• **SHORT TASK**: Copy out the data below verbatim.

• **SUPPLIED MATERIAL**:
BEGIN
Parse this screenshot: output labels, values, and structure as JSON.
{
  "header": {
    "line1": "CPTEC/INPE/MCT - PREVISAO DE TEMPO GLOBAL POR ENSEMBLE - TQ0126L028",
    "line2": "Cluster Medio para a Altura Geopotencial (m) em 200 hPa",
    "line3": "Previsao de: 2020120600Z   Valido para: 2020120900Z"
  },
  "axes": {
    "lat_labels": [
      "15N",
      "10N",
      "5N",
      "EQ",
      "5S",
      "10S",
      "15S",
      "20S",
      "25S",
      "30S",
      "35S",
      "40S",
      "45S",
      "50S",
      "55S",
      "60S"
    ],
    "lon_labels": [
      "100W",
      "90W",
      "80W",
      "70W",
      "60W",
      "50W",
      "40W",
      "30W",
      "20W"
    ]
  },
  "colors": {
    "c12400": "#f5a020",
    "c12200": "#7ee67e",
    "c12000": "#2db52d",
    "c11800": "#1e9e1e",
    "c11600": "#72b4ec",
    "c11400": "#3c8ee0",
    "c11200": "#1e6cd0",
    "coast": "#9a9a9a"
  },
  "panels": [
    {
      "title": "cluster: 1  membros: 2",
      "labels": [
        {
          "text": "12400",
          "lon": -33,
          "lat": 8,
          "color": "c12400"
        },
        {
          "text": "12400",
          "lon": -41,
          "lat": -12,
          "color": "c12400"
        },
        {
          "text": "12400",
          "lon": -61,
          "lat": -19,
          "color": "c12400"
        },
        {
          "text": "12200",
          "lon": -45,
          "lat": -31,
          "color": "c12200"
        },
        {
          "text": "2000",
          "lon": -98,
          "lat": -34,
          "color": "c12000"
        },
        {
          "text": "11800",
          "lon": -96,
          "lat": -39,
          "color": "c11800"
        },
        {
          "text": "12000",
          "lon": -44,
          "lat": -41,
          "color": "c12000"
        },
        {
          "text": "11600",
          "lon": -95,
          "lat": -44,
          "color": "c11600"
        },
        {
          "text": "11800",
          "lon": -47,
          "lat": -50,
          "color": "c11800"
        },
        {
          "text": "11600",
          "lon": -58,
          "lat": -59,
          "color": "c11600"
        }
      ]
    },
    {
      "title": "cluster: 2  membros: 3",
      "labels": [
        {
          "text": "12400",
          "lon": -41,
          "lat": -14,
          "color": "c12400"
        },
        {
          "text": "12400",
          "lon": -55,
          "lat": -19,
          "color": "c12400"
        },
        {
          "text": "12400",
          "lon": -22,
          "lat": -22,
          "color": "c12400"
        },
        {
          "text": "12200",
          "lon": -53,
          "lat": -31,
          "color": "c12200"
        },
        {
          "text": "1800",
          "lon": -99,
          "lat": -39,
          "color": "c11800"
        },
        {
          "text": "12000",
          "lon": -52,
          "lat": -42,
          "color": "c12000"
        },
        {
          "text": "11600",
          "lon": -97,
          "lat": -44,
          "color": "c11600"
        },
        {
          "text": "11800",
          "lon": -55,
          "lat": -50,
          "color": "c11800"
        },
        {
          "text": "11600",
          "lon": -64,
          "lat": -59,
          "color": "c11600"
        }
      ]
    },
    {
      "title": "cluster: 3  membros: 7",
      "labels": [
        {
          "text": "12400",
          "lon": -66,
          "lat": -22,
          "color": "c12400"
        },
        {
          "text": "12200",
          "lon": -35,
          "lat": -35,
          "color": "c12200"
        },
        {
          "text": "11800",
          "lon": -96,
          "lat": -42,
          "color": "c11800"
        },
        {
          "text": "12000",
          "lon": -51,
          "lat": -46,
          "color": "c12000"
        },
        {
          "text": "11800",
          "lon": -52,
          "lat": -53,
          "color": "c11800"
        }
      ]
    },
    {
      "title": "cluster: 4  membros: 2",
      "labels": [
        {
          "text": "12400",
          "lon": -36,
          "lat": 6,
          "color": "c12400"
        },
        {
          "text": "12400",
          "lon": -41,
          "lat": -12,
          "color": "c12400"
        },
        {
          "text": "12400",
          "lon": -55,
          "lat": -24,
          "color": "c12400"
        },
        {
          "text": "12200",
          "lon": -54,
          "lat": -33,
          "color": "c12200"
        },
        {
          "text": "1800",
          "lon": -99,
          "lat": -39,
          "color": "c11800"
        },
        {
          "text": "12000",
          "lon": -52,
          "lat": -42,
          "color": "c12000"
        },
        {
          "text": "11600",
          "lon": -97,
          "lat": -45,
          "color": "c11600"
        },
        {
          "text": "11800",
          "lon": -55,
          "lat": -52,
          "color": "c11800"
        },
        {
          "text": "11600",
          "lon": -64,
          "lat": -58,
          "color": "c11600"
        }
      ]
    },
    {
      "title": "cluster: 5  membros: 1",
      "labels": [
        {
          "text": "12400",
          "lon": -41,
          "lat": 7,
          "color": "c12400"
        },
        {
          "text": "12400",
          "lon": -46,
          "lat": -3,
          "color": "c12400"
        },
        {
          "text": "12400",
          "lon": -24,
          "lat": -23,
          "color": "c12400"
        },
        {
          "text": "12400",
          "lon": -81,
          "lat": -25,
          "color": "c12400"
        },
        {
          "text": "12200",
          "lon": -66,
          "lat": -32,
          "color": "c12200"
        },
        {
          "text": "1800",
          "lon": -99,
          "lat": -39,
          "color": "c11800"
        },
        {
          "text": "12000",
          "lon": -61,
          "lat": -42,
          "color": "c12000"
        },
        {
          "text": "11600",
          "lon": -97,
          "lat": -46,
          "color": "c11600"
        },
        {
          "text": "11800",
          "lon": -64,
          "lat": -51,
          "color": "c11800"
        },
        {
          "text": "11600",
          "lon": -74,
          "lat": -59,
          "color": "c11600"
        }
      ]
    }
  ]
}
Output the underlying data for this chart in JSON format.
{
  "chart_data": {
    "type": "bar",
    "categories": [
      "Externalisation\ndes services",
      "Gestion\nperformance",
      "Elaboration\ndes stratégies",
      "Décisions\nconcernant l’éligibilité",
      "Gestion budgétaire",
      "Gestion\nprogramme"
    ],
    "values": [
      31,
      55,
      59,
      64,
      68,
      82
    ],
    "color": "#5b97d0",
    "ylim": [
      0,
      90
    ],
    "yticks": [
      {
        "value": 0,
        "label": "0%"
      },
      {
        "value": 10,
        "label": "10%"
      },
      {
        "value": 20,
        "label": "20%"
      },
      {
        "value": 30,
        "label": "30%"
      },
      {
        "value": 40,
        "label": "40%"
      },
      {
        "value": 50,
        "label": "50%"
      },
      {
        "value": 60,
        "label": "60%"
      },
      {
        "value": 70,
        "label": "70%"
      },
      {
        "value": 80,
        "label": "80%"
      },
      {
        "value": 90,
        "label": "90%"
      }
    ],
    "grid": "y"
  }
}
END
• **TASK RESPONSE**:
Parse this screenshot: output labels, values, and structure as JSON.
{
  "header": {
    "line1": "CPTEC/INPE/MCT - PREVISAO DE TEMPO GLOBAL POR ENSEMBLE - TQ0126L028",
    "line2": "Cluster Medio para a Altura Geopotencial (m) em 200 hPa",
    "line3": "Previsao de: 2020120600Z   Valido para: 2020120900Z"
  },
  "axes": {
    "lat_labels": [
      "15N",
      "10N",
      "5N",
      "EQ",
      "5S",
      "10S",
      "15S",
      "20S",
      "25S",
      "30S",
      "35S",
      "40S",
      "45S",
      "50S",
      "55S",
      "60S"
    ],
    "lon_labels": [
      "100W",
      "90W",
      "80W",
      "70W",
      "60W",
      "50W",
      "40W",
      "30W",
      "20W"
    ]
  },
  "colors": {
    "c12400": "#f5a020",
    "c12200": "#7ee67e",
    "c12000": "#2db52d",
    "c11800": "#1e9e1e",
    "c11600": "#72b4ec",
    "c11400": "#3c8ee0",
    "c11200": "#1e6cd0",
    "coast": "#9a9a9a"
  },
  "panels": [
    {
      "title": "cluster: 1  membros: 2",
      "labels": [
        {
          "text": "12400",
          "lon": -33,
          "lat": 8,
          "color": "c12400"
        },
        {
          "text": "12400",
          "lon": -41,
          "lat": -12,
          "color": "c12400"
        },
        {
          "text": "12400",
          "lon": -61,
          "lat": -19,
          "color": "c12400"
        },
        {
          "text": "12200",
          "lon": -45,
          "lat": -31,
          "color": "c12200"
        },
        {
          "text": "2000",
          "lon": -98,
          "lat": -34,
          "color": "c12000"
        },
        {
          "text": "11800",
          "lon": -96,
          "lat": -39,
          "color": "c11800"
        },
        {
          "text": "12000",
          "lon": -44,
          "lat": -41,
          "color": "c12000"
        },
        {
          "text": "11600",
          "lon": -95,
          "lat": -44,
          "color": "c11600"
        },
        {
          "text": "11800",
          "lon": -47,
          "lat": -50,
          "color": "c11800"
        },
        {
          "text": "11600",
          "lon": -58,
          "lat": -59,
          "color": "c11600"
        }
      ]
    },
    {
      "title": "cluster: 2  membros: 3",
      "labels": [
        {
          "text": "12400",
          "lon": -41,
          "lat": -14,
          "color": "c12400"
        },
        {
          "text": "12400",
          "lon": -55,
          "lat": -19,
          "color": "c12400"
        },
        {
          "text": "12400",
          "lon": -22,
          "lat": -22,
          "color": "c12400"
        },
        {
          "text": "12200",
          "lon": -53,
          "lat": -31,
          "color": "c12200"
        },
        {
          "text": "1800",
          "lon": -99,
          "lat": -39,
          "color": "c11800"
        },
        {
          "text": "12000",
          "lon": -52,
          "lat": -42,
          "color": "c12000"
        },
        {
          "text": "11600",
          "lon": -97,
          "lat": -44,
          "color": "c11600"
        },
        {
          "text": "11800",
          "lon": -55,
          "lat": -50,
          "color": "c11800"
        },
        {
          "text": "11600",
          "lon": -64,
          "lat": -59,
          "color": "c11600"
        }
      ]
    },
    {
      "title": "cluster: 3  membros: 7",
      "labels": [
        {
          "text": "12400",
          "lon": -66,
          "lat": -22,
          "color": "c12400"
        },
        {
          "text": "12200",
          "lon": -35,
          "lat": -35,
          "color": "c12200"
        },
        {
          "text": "11800",
          "lon": -96,
          "lat": -42,
          "color": "c11800"
        },
        {
          "text": "12000",
          "lon": -51,
          "lat": -46,
          "color": "c12000"
        },
        {
          "text": "11800",
          "lon": -52,
          "lat": -53,
          "color": "c11800"
        }
      ]
    },
    {
      "title": "cluster: 4  membros: 2",
      "labels": [
        {
          "text": "12400",
          "lon": -36,
          "lat": 6,
          "color": "c12400"
        },
        {
          "text": "12400",
          "lon": -41,
          "lat": -12,
          "color": "c12400"
        },
        {
          "text": "12400",
          "lon": -55,
          "lat": -24,
          "color": "c12400"
        },
        {
          "text": "12200",
          "lon": -54,
          "lat": -33,
          "color": "c12200"
        },
        {
          "text": "1800",
          "lon": -99,
          "lat": -39,
          "color": "c11800"
        },
        {
          "text": "12000",
          "lon": -52,
          "lat": -42,
          "color": "c12000"
        },
        {
          "text": "11600",
          "lon": -97,
          "lat": -45,
          "color": "c11600"
        },
        {
          "text": "11800",
          "lon": -55,
          "lat": -52,
          "color": "c11800"
        },
        {
          "text": "11600",
          "lon": -64,
          "lat": -58,
          "color": "c11600"
        }
      ]
    },
    {
      "title": "cluster: 5  membros: 1",
      "labels": [
        {
          "text": "12400",
          "lon": -41,
          "lat": 7,
          "color": "c12400"
        },
        {
          "text": "12400",
          "lon": -46,
          "lat": -3,
          "color": "c12400"
        },
        {
          "text": "12400",
          "lon": -24,
          "lat": -23,
          "color": "c12400"
        },
        {
          "text": "12400",
          "lon": -81,
          "lat": -25,
          "color": "c12400"
        },
        {
          "text": "12200",
          "lon": -66,
          "lat": -32,
          "color": "c12200"
        },
        {
          "text": "1800",
          "lon": -99,
          "lat": -39,
          "color": "c11800"
        },
        {
          "text": "12000",
          "lon": -61,
          "lat": -42,
          "color": "c12000"
        },
        {
          "text": "11600",
          "lon": -97,
          "lat": -46,
          "color": "c11600"
        },
        {
          "text": "11800",
          "lon": -64,
          "lat": -51,
          "color": "c11800"
        },
        {
          "text": "11600",
          "lon": -74,
          "lat": -59,
          "color": "c11600"
        }
      ]
    }
  ]
}
Output the underlying data for this chart in JSON format.
{
  "chart_data": {
    "type": "bar",
    "categories": [
      "Externalisation\ndes services",
      "Gestion\nperformance",
      "Elaboration\ndes stratégies",
      "Décisions\nconcernant l’éligibilité",
      "Gestion budgétaire",
      "Gestion\nprogramme"
    ],
    "values": [
      31,
      55,
      59,
      64,
      68,
      82
    ],
    "color": "#5b97d0",
    "ylim": [
      0,
      90
    ],
    "yticks": [
      {
        "value": 0,
        "label": "0%"
      },
      {
        "value": 10,
        "label": "10%"
      },
      {
        "value": 20,
        "label": "20%"
      },
      {
        "value": 30,
        "label": "30%"
      },
      {
        "value": 40,
        "label": "40%"
      },
      {
        "value": 50,
        "label": "50%"
      },
      {
        "value": 60,
        "label": "60%"
      },
      {
        "value": 70,
        "label": "70%"
      },
      {
        "value": 80,
        "label": "80%"
      },
      {
        "value": 90,
        "label": "90%"
      }
    ],
    "grid": "y"
  }
}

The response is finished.